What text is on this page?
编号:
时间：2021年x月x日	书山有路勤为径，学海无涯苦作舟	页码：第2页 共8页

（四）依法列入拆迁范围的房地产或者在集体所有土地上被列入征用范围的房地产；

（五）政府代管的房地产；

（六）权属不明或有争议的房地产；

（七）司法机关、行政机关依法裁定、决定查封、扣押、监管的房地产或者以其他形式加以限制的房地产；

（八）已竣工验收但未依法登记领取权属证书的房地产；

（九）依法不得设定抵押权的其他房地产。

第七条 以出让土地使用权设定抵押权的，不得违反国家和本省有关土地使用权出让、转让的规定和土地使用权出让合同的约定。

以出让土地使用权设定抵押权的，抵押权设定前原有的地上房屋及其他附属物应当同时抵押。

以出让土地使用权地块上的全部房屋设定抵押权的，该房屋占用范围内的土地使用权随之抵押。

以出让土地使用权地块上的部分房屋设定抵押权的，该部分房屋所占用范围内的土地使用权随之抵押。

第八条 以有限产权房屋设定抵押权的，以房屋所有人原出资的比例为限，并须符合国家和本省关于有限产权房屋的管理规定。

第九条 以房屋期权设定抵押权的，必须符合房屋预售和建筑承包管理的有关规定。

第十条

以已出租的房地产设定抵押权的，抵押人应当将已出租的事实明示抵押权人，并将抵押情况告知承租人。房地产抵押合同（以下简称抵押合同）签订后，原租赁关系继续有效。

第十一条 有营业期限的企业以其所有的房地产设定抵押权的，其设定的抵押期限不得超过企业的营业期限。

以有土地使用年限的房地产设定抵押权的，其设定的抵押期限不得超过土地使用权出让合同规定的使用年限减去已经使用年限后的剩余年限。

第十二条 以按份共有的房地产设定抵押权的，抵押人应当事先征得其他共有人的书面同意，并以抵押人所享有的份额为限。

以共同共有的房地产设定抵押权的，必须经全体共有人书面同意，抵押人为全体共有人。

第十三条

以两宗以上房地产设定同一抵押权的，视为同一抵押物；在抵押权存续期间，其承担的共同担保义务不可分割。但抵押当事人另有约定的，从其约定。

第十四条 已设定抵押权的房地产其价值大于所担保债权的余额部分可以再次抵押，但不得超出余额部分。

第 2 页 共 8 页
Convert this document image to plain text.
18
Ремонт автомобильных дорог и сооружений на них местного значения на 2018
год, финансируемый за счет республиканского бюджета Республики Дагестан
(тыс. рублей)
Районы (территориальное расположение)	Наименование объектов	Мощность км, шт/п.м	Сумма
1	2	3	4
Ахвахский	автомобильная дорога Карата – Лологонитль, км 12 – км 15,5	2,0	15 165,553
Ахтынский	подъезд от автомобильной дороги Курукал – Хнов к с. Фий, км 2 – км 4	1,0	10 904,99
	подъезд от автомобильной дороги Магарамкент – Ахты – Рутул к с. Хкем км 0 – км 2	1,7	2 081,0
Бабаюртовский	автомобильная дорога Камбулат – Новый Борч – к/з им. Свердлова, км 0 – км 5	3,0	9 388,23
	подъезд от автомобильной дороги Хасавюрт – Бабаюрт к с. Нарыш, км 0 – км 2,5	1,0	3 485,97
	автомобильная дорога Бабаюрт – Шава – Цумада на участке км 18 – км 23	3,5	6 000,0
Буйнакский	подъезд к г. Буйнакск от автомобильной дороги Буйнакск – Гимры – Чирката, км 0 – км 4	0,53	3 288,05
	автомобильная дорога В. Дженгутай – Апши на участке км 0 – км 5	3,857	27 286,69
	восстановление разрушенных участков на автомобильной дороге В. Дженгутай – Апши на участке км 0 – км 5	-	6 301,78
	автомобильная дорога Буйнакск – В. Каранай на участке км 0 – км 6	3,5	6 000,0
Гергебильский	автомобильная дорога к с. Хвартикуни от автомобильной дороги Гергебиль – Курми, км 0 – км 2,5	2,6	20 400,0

### THE TASK
Find every line in the records that has the string "подъезд", then state how many there are and nothing else.

### TASK OUTPUT
4